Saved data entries
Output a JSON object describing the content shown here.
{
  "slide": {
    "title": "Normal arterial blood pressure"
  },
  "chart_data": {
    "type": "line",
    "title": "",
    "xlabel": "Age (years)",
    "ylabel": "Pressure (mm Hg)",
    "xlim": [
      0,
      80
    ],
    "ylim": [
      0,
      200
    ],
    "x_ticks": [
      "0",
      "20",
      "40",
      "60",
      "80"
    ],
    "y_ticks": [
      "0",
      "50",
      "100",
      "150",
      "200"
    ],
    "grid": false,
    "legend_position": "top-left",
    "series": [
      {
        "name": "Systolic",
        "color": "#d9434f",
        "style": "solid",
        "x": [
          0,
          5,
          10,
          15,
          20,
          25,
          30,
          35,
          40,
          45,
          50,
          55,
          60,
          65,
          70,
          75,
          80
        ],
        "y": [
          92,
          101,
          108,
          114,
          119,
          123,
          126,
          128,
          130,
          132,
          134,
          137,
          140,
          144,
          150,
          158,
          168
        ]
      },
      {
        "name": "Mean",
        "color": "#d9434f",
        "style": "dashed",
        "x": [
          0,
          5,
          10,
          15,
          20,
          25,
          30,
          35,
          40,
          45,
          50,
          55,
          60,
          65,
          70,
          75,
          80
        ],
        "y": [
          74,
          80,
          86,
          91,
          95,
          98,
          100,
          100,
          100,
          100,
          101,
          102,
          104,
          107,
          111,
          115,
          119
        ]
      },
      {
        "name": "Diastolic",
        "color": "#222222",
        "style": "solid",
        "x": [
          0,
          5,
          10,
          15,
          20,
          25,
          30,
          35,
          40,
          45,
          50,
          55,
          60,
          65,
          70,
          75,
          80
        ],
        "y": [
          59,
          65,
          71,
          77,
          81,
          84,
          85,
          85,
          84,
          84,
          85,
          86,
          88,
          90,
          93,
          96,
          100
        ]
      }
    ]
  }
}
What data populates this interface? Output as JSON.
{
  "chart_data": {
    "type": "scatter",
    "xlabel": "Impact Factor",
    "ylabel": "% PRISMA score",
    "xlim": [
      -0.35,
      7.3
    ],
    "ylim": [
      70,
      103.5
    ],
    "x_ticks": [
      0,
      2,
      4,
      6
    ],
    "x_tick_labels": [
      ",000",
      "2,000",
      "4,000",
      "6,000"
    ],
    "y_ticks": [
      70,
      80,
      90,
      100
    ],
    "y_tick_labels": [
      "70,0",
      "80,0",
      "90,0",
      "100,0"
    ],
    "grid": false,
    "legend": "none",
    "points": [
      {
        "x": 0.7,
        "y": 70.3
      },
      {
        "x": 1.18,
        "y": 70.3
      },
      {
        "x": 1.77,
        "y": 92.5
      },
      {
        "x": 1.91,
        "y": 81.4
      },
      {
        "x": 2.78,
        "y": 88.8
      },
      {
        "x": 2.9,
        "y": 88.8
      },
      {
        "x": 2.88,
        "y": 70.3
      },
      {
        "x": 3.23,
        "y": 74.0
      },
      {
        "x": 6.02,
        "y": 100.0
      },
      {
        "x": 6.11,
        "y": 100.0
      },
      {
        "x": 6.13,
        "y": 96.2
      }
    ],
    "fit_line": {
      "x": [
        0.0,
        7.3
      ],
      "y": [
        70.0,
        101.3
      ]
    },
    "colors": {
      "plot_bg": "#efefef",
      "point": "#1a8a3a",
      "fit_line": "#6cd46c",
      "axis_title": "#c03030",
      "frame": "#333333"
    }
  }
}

[The request]:
Write out every entry again exactly, please, with nothing missing.

[Exercise answer]:
Output a JSON object describing the content shown here.
{
  "slide": {
    "title": "Normal arterial blood pressure"
  },
  "chart_data": {
    "type": "line",
    "title": "",
    "xlabel": "Age (years)",
    "ylabel": "Pressure (mm Hg)",
    "xlim": [
      0,
      80
    ],
    "ylim": [
      0,
      200
    ],
    "x_ticks": [
      "0",
      "20",
      "40",
      "60",
      "80"
    ],
    "y_ticks": [
      "0",
      "50",
      "100",
      "150",
      "200"
    ],
    "grid": false,
    "legend_position": "top-left",
    "series": [
      {
        "name": "Systolic",
        "color": "#d9434f",
        "style": "solid",
        "x": [
          0,
          5,
          10,
          15,
          20,
          25,
          30,
          35,
          40,
          45,
          50,
          55,
          60,
          65,
          70,
          75,
          80
        ],
        "y": [
          92,
          101,
          108,
          114,
          119,
          123,
          126,
          128,
          130,
          132,
          134,
          137,
          140,
          144,
          150,
          158,
          168
        ]
      },
      {
        "name": "Mean",
        "color": "#d9434f",
        "style": "dashed",
        "x": [
          0,
          5,
          10,
          15,
          20,
          25,
          30,
          35,
          40,
          45,
          50,
          55,
          60,
          65,
          70,
          75,
          80
        ],
        "y": [
          74,
          80,
          86,
          91,
          95,
          98,
          100,
          100,
          100,
          100,
          101,
          102,
          104,
          107,
          111,
          115,
          119
        ]
      },
      {
        "name": "Diastolic",
        "color": "#222222",
        "style": "solid",
        "x": [
          0,
          5,
          10,
          15,
          20,
          25,
          30,
          35,
          40,
          45,
          50,
          55,
          60,
          65,
          70,
          75,
          80
        ],
        "y": [
          59,
          65,
          71,
          77,
          81,
          84,
          85,
          85,
          84,
          84,
          85,
          86,
          88,
          90,
          93,
          96,
          100
        ]
      }
    ]
  }
}
What data populates this interface? Output as JSON.
{
  "chart_data": {
    "type": "scatter",
    "xlabel": "Impact Factor",
    "ylabel": "% PRISMA score",
    "xlim": [
      -0.35,
      7.3
    ],
    "ylim": [
      70,
      103.5
    ],
    "x_ticks": [
      0,
      2,
      4,
      6
    ],
    "x_tick_labels": [
      ",000",
      "2,000",
      "4,000",
      "6,000"
    ],
    "y_ticks": [
      70,
      80,
      90,
      100
    ],
    "y_tick_labels": [
      "70,0",
      "80,0",
      "90,0",
      "100,0"
    ],
    "grid": false,
    "legend": "none",
    "points": [
      {
        "x": 0.7,
        "y": 70.3
      },
      {
        "x": 1.18,
        "y": 70.3
      },
      {
        "x": 1.77,
        "y": 92.5
      },
      {
        "x": 1.91,
        "y": 81.4
      },
      {
        "x": 2.78,
        "y": 88.8
      },
      {
        "x": 2.9,
        "y": 88.8
      },
      {
        "x": 2.88,
        "y": 70.3
      },
      {
        "x": 3.23,
        "y": 74.0
      },
      {
        "x": 6.02,
        "y": 100.0
      },
      {
        "x": 6.11,
        "y": 100.0
      },
      {
        "x": 6.13,
        "y": 96.2
      }
    ],
    "fit_line": {
      "x": [
        0.0,
        7.3
      ],
      "y": [
        70.0,
        101.3
      ]
    },
    "colors": {
      "plot_bg": "#efefef",
      "point": "#1a8a3a",
      "fit_line": "#6cd46c",
      "axis_title": "#c03030",
      "frame": "#333333"
    }
  }
}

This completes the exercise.